**** Input

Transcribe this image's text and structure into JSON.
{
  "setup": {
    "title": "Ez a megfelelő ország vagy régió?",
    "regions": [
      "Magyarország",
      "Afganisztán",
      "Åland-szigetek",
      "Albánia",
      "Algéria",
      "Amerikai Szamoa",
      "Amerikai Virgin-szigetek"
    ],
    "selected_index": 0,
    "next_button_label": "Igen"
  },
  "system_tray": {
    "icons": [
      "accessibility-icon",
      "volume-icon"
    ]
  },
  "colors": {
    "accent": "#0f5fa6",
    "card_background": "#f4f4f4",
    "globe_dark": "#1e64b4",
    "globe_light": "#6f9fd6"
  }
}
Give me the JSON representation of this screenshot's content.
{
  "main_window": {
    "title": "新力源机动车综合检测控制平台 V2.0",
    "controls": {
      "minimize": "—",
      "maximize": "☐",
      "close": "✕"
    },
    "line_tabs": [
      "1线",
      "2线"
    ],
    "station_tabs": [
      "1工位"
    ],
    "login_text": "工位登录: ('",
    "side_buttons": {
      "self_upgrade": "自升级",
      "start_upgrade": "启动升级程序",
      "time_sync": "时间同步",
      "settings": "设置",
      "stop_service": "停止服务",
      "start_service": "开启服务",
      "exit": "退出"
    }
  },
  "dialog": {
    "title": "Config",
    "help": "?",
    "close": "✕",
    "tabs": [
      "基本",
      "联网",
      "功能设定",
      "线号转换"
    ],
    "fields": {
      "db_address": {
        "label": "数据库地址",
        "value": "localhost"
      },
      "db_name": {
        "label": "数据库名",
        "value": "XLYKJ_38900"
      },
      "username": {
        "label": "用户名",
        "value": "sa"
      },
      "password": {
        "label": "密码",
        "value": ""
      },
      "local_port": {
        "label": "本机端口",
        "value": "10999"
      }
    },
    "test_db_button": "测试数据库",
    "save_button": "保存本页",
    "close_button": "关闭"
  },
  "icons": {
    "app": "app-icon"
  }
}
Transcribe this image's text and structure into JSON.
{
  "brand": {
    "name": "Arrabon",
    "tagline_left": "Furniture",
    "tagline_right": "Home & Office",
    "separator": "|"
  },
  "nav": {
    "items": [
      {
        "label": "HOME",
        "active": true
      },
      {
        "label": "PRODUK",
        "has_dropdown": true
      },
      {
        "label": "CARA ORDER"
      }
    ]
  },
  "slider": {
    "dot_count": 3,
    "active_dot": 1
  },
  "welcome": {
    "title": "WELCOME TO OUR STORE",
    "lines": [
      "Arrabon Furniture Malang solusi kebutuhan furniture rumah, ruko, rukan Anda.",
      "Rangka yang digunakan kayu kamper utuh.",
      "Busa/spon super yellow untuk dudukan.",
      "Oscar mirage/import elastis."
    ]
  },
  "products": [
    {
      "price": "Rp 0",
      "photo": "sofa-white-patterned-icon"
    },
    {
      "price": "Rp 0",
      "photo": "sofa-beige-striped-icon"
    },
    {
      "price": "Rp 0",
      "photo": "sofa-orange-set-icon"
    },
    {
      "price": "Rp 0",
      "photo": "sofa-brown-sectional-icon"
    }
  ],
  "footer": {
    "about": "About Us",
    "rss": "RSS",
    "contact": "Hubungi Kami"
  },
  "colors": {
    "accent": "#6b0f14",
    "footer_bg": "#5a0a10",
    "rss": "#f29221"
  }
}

********

Task objective:
Write the data from above out again, exactly.

Expected output:
Transcribe this image's text and structure into JSON.
{
  "setup": {
    "title": "Ez a megfelelő ország vagy régió?",
    "regions": [
      "Magyarország",
      "Afganisztán",
      "Åland-szigetek",
      "Albánia",
      "Algéria",
      "Amerikai Szamoa",
      "Amerikai Virgin-szigetek"
    ],
    "selected_index": 0,
    "next_button_label": "Igen"
  },
  "system_tray": {
    "icons": [
      "accessibility-icon",
      "volume-icon"
    ]
  },
  "colors": {
    "accent": "#0f5fa6",
    "card_background": "#f4f4f4",
    "globe_dark": "#1e64b4",
    "globe_light": "#6f9fd6"
  }
}
Give me the JSON representation of this screenshot's content.
{
  "main_window": {
    "title": "新力源机动车综合检测控制平台 V2.0",
    "controls": {
      "minimize": "—",
      "maximize": "☐",
      "close": "✕"
    },
    "line_tabs": [
      "1线",
      "2线"
    ],
    "station_tabs": [
      "1工位"
    ],
    "login_text": "工位登录: ('",
    "side_buttons": {
      "self_upgrade": "自升级",
      "start_upgrade": "启动升级程序",
      "time_sync": "时间同步",
      "settings": "设置",
      "stop_service": "停止服务",
      "start_service": "开启服务",
      "exit": "退出"
    }
  },
  "dialog": {
    "title": "Config",
    "help": "?",
    "close": "✕",
    "tabs": [
      "基本",
      "联网",
      "功能设定",
      "线号转换"
    ],
    "fields": {
      "db_address": {
        "label": "数据库地址",
        "value": "localhost"
      },
      "db_name": {
        "label": "数据库名",
        "value": "XLYKJ_38900"
      },
      "username": {
        "label": "用户名",
        "value": "sa"
      },
      "password": {
        "label": "密码",
        "value": ""
      },
      "local_port": {
        "label": "本机端口",
        "value": "10999"
      }
    },
    "test_db_button": "测试数据库",
    "save_button": "保存本页",
    "close_button": "关闭"
  },
  "icons": {
    "app": "app-icon"
  }
}
Transcribe this image's text and structure into JSON.
{
  "brand": {
    "name": "Arrabon",
    "tagline_left": "Furniture",
    "tagline_right": "Home & Office",
    "separator": "|"
  },
  "nav": {
    "items": [
      {
        "label": "HOME",
        "active": true
      },
      {
        "label": "PRODUK",
        "has_dropdown": true
      },
      {
        "label": "CARA ORDER"
      }
    ]
  },
  "slider": {
    "dot_count": 3,
    "active_dot": 1
  },
  "welcome": {
    "title": "WELCOME TO OUR STORE",
    "lines": [
      "Arrabon Furniture Malang solusi kebutuhan furniture rumah, ruko, rukan Anda.",
      "Rangka yang digunakan kayu kamper utuh.",
      "Busa/spon super yellow untuk dudukan.",
      "Oscar mirage/import elastis."
    ]
  },
  "products": [
    {
      "price": "Rp 0",
      "photo": "sofa-white-patterned-icon"
    },
    {
      "price": "Rp 0",
      "photo": "sofa-beige-striped-icon"
    },
    {
      "price": "Rp 0",
      "photo": "sofa-orange-set-icon"
    },
    {
      "price": "Rp 0",
      "photo": "sofa-brown-sectional-icon"
    }
  ],
  "footer": {
    "about": "About Us",
    "rss": "RSS",
    "contact": "Hubungi Kami"
  },
  "colors": {
    "accent": "#6b0f14",
    "footer_bg": "#5a0a10",
    "rss": "#f29221"
  }
}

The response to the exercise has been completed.